WHAT THE EXERCISE ASKS:
Rewrite the data from the start through the line containing "document-date: Bogotá, 19", changing "paragraph" to "text-block" and leaving everything else the same.
# START OF DATASET CONTENT
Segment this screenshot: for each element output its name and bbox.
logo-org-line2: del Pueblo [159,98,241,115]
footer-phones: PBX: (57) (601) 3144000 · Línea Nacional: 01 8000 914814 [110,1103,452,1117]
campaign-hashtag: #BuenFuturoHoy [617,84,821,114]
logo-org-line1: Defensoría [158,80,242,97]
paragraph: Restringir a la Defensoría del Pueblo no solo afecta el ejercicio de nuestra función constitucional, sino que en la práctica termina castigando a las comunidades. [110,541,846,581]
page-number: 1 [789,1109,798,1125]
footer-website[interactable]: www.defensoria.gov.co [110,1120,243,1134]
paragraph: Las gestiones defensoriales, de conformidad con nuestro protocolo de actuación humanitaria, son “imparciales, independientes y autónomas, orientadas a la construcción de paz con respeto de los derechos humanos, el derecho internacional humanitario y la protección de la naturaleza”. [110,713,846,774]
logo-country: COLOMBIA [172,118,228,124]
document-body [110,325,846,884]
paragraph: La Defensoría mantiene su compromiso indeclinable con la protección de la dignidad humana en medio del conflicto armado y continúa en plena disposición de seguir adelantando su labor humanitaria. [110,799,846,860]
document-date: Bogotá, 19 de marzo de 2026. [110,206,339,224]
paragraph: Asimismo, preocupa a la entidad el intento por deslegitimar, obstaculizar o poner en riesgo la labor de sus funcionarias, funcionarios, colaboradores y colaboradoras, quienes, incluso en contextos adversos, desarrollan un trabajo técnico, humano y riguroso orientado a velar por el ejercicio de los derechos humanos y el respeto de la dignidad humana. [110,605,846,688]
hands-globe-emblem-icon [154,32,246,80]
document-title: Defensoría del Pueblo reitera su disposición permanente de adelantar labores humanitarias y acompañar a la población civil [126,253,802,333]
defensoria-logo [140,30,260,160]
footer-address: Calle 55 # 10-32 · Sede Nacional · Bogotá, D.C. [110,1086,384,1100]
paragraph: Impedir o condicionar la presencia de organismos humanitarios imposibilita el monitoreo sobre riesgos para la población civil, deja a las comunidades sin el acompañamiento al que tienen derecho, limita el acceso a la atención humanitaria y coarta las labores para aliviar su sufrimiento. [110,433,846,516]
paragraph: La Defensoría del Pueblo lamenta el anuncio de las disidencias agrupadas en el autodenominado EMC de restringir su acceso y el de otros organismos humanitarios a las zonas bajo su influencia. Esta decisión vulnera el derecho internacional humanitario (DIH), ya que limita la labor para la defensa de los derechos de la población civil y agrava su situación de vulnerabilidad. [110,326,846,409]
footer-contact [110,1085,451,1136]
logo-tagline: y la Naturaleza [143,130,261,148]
# END OF DATASET CONTENT
RESULT:
Segment this screenshot: for each element output its name and bbox.
logo-org-line2: del Pueblo [159,98,241,115]
footer-phones: PBX: (57) (601) 3144000 · Línea Nacional: 01 8000 914814 [110,1103,452,1117]
campaign-hashtag: #BuenFuturoHoy [617,84,821,114]
logo-org-line1: Defensoría [158,80,242,97]
text-block: Restringir a la Defensoría del Pueblo no solo afecta el ejercicio de nuestra función constitucional, sino que en la práctica termina castigando a las comunidades. [110,541,846,581]
page-number: 1 [789,1109,798,1125]
footer-website[interactable]: www.defensoria.gov.co [110,1120,243,1134]
text-block: Las gestiones defensoriales, de conformidad con nuestro protocolo de actuación humanitaria, son “imparciales, independientes y autónomas, orientadas a la construcción de paz con respeto de los derechos humanos, el derecho internacional humanitario y la protección de la naturaleza”. [110,713,846,774]
logo-country: COLOMBIA [172,118,228,124]
document-body [110,325,846,884]
text-block: La Defensoría mantiene su compromiso indeclinable con la protección de la dignidad humana en medio del conflicto armado y continúa en plena disposición de seguir adelantando su labor humanitaria. [110,799,846,860]
document-date: Bogotá, 19 de marzo de 2026. [110,206,339,224]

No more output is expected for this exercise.